_Page extract_
* * *
We recommend that you store historical performance data for Amazon RDS. Using the stored data, you can compare current performance against past trends. You can also distinguish normal performance patterns from anomalies, and devise methods to address issues.

Performance guidelines

In general, acceptable values for performance metrics depend what your application is doing relative to your baseline. Investigate consistent or trending variances from your baseline. The following metrics are often the source of performance issues:

  • High CPU or RAM consumption – High values for CPU or RAM consumption might be appropriate, if they're in keeping with your goals for your application (like throughput or concurrency) and are expected.

  • Disk space consumption – Investigate disk space consumption if space used is consistently at or above 85 percent of the total disk space. See if it is possible to delete data from the instance or archive data to a different system to free up space.

  • Network traffic – For network traffic, talk with your system administrator to understand what expected throughput is for your domain network and internet connection. Investigate network traffic if throughput is consistently lower than expected.
* * *
_Dataset extract_
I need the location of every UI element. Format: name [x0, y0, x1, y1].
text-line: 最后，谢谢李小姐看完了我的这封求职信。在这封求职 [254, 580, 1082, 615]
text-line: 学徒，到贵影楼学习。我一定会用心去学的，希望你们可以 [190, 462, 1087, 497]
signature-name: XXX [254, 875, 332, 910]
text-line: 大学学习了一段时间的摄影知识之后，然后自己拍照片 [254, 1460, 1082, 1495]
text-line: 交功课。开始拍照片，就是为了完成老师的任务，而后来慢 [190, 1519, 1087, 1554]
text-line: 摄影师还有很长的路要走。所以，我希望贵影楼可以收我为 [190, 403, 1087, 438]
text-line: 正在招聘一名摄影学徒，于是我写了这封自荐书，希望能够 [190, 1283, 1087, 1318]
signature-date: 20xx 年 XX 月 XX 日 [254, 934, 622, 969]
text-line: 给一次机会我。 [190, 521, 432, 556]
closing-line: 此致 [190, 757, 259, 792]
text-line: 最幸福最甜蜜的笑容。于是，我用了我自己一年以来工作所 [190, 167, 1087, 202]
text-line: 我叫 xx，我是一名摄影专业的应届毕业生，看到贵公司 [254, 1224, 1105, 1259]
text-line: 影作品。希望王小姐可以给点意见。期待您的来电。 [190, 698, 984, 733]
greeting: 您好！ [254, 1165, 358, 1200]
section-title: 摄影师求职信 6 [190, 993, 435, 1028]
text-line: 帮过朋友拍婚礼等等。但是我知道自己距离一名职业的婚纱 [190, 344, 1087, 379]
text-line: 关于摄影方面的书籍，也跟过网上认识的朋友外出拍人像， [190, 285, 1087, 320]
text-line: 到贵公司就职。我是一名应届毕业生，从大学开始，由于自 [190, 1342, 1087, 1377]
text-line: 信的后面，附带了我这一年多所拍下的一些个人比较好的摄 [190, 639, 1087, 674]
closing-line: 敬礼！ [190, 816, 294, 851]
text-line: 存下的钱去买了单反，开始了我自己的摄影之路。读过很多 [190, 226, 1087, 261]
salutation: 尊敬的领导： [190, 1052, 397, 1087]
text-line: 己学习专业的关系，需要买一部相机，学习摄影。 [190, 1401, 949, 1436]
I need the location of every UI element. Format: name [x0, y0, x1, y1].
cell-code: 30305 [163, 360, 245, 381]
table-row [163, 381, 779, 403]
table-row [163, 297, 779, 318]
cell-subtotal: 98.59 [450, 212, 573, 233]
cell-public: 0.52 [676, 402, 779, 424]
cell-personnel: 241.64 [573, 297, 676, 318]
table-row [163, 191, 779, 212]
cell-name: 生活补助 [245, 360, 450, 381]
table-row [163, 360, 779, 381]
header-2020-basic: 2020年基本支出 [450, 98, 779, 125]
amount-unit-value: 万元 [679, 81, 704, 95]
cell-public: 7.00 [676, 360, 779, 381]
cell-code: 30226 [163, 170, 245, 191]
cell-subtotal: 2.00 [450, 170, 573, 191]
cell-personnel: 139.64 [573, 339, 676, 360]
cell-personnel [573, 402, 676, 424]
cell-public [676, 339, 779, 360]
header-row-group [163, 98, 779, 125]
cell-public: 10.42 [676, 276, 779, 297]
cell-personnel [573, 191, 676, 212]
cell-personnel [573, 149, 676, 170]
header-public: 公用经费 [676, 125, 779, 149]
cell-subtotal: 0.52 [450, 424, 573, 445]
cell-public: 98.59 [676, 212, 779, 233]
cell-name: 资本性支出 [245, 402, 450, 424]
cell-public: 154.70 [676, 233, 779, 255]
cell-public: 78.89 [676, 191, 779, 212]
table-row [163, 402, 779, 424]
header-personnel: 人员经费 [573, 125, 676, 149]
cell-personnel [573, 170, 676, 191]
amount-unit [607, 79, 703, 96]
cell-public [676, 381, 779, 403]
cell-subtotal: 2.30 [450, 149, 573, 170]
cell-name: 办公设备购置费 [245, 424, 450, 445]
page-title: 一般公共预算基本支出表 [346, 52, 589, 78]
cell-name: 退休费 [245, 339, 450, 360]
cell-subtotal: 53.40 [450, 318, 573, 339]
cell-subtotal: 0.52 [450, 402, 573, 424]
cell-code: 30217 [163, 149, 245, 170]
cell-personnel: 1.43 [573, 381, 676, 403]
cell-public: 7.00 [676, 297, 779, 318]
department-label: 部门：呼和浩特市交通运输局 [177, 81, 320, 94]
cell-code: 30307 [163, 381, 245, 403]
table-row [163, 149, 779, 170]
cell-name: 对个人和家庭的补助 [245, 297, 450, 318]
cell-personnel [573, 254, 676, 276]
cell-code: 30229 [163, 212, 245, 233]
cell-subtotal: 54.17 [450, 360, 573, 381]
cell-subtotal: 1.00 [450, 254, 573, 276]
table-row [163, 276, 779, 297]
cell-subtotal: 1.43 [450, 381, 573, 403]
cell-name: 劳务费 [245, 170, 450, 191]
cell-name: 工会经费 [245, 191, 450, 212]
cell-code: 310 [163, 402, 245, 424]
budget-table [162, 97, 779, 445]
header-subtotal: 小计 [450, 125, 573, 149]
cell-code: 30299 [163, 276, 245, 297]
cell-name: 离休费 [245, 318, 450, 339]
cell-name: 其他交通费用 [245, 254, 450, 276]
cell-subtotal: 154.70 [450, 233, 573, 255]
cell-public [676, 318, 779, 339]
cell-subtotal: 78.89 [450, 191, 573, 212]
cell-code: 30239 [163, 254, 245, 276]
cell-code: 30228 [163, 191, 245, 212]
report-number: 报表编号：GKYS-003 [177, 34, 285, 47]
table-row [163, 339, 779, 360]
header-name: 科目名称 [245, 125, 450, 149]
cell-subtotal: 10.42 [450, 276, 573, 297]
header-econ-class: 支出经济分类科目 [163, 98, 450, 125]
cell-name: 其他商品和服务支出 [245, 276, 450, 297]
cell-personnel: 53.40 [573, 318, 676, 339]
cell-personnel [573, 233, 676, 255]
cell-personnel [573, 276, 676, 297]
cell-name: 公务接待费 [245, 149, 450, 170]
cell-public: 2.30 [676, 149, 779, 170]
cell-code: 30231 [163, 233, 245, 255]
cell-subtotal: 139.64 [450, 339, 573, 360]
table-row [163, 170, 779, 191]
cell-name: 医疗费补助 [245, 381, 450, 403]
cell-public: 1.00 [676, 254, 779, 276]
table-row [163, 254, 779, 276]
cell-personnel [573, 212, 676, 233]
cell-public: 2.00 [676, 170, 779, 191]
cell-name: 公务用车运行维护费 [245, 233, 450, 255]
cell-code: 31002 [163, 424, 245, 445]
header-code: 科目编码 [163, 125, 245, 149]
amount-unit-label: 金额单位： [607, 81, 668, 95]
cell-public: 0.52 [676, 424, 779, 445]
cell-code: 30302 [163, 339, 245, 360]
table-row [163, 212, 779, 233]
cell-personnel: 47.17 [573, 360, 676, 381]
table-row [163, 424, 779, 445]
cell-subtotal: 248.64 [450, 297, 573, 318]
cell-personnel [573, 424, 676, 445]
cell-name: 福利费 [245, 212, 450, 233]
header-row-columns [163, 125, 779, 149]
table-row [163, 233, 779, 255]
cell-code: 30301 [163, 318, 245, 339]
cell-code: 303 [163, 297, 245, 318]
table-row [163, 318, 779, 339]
* * *
_Tasks to perform_
**a)** Please update the records, beginning at their first line and stopping after the line that contains "text-line: 摄影师还有很长的路要走。所以，我希望贵影楼可以收我为 [190, 403, 1087, 438]", by replacing "location" with "position" and leaving everything else unchanged; give back only those lines.
**b)** Extend the Amazon RDS performance text past its final sentence.
The records are unrelated to the Amazon RDS performance text.

_Response list_
**a)**
I need the position of every UI element. Format: name [x0, y0, x1, y1].
text-line: 最后，谢谢李小姐看完了我的这封求职信。在这封求职 [254, 580, 1082, 615]
text-line: 学徒，到贵影楼学习。我一定会用心去学的，希望你们可以 [190, 462, 1087, 497]
signature-name: XXX [254, 875, 332, 910]
text-line: 大学学习了一段时间的摄影知识之后，然后自己拍照片 [254, 1460, 1082, 1495]
text-line: 交功课。开始拍照片，就是为了完成老师的任务，而后来慢 [190, 1519, 1087, 1554]
text-line: 摄影师还有很长的路要走。所以，我希望贵影楼可以收我为 [190, 403, 1087, 438]

**b)**
  • Database connections – If you see high numbers of user connections and also decreases in instance performance and response time, consider constraining database connections. The best number of user connections for your DB instance varies based on your instance class and the complexity of the operations being performed. To determine the number of database connections, associate your DB instance with a parameter group where the User Connections parameter is set to a value other than 0 (unlimited). You can either use an existing parameter group or create a new one. For more information, see Working with DB parameter groups.

  • IOPS metrics – The expected values for IOPS metrics depend on disk specification and server configuration, so use your baseline to know what is typical. Investigate if values are consistently different than your baseline. For best IOPS performance, make sure that your typical working set fits into memory to minimize read and write operations.

When performance falls outside your established baseline, you might need to make changes to optimize your database availability for your workload. For example, you might need to change the instance class of your DB instance. Or you might need to change the number of DB instances and read replicas that are available for clients.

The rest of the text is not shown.